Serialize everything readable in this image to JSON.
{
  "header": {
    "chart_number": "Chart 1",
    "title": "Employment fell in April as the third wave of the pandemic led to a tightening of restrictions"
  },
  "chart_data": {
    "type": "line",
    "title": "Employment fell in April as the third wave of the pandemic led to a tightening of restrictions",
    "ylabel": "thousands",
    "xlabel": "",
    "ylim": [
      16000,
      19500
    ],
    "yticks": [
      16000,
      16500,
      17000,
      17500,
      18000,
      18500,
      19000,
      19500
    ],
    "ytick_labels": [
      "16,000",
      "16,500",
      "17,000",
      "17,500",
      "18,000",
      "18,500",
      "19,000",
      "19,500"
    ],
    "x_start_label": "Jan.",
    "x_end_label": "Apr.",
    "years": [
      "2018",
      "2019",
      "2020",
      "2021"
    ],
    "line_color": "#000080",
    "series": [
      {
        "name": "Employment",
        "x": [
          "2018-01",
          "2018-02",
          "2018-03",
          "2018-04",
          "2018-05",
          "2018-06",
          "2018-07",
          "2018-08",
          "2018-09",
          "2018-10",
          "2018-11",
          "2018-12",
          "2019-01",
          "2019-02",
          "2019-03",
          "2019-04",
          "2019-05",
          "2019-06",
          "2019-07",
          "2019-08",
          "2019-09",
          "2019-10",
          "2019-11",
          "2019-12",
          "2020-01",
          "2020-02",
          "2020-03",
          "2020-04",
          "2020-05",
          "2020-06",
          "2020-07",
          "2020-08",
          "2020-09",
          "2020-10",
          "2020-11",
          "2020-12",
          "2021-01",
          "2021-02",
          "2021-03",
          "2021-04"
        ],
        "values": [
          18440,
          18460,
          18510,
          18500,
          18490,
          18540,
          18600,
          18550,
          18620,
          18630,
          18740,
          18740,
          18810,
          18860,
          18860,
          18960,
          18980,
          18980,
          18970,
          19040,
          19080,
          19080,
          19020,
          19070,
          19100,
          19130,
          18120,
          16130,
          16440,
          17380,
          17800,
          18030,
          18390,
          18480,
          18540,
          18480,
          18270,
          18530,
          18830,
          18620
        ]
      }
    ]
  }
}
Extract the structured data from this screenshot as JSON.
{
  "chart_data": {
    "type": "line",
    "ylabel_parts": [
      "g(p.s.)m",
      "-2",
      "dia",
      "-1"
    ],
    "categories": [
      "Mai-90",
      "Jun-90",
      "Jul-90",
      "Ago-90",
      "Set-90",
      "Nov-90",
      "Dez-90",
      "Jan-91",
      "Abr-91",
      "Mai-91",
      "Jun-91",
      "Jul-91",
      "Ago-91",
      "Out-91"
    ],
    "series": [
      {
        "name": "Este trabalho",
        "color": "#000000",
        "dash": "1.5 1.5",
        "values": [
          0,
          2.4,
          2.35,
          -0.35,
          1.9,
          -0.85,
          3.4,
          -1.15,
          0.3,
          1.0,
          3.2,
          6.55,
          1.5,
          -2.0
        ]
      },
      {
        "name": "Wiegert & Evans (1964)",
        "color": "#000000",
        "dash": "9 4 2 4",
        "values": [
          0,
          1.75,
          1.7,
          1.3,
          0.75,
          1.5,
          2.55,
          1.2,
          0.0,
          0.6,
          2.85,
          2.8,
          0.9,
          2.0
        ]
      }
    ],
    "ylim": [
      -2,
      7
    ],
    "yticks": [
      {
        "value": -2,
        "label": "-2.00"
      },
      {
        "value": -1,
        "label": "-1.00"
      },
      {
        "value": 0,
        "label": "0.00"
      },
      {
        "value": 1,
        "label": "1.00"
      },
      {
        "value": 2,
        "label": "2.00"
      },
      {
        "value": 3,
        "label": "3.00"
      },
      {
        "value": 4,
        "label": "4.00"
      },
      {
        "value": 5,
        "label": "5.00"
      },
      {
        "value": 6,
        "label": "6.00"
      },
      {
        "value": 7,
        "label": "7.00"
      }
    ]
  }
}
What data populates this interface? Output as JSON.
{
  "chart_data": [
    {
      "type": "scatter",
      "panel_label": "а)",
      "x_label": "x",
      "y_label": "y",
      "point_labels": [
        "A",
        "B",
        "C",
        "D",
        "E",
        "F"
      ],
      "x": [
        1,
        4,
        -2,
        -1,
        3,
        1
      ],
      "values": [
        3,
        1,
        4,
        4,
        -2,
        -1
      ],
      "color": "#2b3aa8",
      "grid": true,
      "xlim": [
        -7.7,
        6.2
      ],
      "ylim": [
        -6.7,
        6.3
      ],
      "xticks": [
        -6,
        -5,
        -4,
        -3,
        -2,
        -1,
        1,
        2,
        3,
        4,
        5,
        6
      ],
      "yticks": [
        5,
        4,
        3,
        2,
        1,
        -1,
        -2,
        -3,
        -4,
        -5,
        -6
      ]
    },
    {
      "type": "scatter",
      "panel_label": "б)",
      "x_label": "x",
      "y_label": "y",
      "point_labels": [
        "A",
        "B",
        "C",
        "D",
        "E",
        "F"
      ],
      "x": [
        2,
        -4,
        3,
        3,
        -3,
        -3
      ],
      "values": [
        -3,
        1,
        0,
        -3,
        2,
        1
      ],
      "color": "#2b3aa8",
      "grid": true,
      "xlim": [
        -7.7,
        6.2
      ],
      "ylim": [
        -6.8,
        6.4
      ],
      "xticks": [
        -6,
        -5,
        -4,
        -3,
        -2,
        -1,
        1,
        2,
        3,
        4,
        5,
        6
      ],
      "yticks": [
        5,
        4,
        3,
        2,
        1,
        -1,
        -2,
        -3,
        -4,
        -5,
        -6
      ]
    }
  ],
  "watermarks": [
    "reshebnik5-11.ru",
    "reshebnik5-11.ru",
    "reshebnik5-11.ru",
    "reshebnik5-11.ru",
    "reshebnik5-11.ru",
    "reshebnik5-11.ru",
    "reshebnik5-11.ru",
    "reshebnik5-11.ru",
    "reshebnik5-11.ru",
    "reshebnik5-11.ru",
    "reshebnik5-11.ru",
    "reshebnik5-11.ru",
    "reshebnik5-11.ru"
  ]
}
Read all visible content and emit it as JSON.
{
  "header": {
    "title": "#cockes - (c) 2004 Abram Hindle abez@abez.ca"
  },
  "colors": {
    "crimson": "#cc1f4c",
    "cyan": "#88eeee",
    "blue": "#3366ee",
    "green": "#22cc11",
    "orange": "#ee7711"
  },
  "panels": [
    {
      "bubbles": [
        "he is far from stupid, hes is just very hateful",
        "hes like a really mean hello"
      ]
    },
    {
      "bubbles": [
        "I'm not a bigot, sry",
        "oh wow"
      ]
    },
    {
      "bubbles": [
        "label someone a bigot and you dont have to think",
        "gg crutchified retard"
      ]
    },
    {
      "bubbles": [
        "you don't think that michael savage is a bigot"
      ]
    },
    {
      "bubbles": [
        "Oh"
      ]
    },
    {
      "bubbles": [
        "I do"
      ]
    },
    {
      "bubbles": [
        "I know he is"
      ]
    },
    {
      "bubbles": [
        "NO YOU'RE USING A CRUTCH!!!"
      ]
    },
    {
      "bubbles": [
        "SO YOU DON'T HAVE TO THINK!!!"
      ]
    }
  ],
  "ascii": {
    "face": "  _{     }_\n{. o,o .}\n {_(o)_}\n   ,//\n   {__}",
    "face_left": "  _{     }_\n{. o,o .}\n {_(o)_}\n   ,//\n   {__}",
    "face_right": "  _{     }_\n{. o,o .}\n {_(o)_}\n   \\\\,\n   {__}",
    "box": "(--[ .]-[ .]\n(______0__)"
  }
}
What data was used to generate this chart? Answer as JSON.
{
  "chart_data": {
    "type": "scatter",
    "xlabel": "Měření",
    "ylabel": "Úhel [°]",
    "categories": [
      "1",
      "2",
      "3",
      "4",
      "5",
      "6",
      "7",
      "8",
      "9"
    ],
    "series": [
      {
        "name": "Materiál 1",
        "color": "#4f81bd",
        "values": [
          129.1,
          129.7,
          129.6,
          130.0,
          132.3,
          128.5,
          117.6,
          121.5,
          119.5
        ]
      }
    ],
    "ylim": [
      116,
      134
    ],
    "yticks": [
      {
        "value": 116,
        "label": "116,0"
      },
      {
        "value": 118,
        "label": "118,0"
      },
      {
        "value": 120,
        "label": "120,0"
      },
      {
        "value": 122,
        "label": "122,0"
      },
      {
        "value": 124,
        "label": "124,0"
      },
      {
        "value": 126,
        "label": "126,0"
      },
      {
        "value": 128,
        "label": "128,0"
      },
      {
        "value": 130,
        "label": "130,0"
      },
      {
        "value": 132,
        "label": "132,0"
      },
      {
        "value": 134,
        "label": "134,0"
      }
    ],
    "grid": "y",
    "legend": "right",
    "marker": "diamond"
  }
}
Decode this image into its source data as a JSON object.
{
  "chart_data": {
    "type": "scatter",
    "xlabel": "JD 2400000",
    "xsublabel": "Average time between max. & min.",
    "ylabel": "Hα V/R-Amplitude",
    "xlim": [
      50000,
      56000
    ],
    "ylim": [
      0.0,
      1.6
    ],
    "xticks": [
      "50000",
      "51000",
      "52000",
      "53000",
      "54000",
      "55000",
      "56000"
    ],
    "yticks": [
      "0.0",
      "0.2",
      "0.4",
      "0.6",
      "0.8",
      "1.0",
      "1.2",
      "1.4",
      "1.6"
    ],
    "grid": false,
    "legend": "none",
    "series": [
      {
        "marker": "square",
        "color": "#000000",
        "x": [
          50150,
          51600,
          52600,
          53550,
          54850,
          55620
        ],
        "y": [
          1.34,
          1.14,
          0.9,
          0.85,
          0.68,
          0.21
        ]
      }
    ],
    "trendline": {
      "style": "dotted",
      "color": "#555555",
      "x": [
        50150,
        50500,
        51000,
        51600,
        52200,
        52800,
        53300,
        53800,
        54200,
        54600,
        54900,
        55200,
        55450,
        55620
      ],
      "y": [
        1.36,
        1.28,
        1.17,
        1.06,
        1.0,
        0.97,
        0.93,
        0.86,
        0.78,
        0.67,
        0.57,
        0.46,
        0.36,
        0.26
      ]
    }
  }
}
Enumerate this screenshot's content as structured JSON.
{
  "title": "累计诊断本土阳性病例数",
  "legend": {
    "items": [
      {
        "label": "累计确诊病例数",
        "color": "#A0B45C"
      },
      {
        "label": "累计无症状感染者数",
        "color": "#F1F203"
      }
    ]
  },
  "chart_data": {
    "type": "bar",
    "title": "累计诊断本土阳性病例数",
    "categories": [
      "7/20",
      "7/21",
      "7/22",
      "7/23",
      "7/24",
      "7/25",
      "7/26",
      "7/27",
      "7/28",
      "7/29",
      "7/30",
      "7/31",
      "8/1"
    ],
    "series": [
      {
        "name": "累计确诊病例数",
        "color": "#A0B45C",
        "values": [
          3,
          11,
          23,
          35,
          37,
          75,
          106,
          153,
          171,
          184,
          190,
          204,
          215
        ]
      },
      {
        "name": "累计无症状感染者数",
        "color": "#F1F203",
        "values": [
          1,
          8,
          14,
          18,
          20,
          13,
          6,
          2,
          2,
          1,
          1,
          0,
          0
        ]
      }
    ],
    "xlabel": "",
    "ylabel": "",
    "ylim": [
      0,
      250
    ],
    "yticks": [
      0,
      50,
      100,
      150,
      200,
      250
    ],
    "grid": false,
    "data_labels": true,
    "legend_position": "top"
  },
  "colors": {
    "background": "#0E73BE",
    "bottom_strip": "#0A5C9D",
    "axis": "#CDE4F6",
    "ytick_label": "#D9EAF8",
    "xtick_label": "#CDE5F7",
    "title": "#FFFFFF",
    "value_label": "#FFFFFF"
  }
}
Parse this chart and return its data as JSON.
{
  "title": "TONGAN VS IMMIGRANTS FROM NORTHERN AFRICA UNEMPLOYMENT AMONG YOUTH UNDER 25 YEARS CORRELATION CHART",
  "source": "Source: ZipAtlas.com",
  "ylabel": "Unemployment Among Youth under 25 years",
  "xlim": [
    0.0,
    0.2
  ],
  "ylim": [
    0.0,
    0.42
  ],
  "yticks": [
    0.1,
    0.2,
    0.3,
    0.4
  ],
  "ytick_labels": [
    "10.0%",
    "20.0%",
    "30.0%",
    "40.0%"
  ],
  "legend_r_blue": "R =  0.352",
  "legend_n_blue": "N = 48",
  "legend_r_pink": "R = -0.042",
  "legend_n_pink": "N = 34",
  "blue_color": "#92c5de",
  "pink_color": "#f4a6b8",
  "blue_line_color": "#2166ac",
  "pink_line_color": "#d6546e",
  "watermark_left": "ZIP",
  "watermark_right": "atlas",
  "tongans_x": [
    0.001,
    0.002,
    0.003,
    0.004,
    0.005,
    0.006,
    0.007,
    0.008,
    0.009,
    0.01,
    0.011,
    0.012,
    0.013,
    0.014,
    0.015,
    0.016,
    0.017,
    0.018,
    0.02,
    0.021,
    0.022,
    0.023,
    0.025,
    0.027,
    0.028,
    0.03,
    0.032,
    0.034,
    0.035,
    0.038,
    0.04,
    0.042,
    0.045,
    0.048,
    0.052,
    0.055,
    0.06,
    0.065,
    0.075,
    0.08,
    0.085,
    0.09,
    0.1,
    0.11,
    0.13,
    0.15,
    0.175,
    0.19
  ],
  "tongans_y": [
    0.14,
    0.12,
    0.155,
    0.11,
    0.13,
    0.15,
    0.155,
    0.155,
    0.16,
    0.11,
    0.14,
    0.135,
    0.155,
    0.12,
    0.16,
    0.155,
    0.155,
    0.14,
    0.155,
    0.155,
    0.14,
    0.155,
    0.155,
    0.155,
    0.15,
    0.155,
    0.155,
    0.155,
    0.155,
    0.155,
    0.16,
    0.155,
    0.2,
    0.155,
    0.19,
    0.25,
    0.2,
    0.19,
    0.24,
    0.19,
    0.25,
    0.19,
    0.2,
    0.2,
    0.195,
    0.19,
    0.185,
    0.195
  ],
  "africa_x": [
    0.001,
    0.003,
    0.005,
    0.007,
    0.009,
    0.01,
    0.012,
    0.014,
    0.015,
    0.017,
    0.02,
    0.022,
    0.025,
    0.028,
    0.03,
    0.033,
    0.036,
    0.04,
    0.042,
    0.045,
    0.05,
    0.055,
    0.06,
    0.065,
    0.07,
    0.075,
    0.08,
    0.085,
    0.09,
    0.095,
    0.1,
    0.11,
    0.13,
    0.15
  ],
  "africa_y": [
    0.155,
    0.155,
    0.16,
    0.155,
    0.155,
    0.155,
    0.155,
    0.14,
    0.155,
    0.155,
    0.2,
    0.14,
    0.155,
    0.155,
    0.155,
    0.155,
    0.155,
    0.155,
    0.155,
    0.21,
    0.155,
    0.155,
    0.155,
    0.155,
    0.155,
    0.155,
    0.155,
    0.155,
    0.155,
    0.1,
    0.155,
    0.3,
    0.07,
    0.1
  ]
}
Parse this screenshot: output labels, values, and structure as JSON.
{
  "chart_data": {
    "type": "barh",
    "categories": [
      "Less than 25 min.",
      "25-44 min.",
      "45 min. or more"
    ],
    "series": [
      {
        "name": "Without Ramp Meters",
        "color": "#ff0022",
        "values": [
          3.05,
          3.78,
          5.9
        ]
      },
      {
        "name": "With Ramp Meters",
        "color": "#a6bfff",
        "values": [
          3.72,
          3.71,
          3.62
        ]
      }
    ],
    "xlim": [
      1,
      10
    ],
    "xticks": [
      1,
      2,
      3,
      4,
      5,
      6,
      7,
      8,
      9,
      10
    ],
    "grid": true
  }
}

+-------+

* **EXERCISE DIRECTIONS**
Of all the lines in the data above, state how many include "Ramp". Say only the number.

* **FULL ANSWER**
2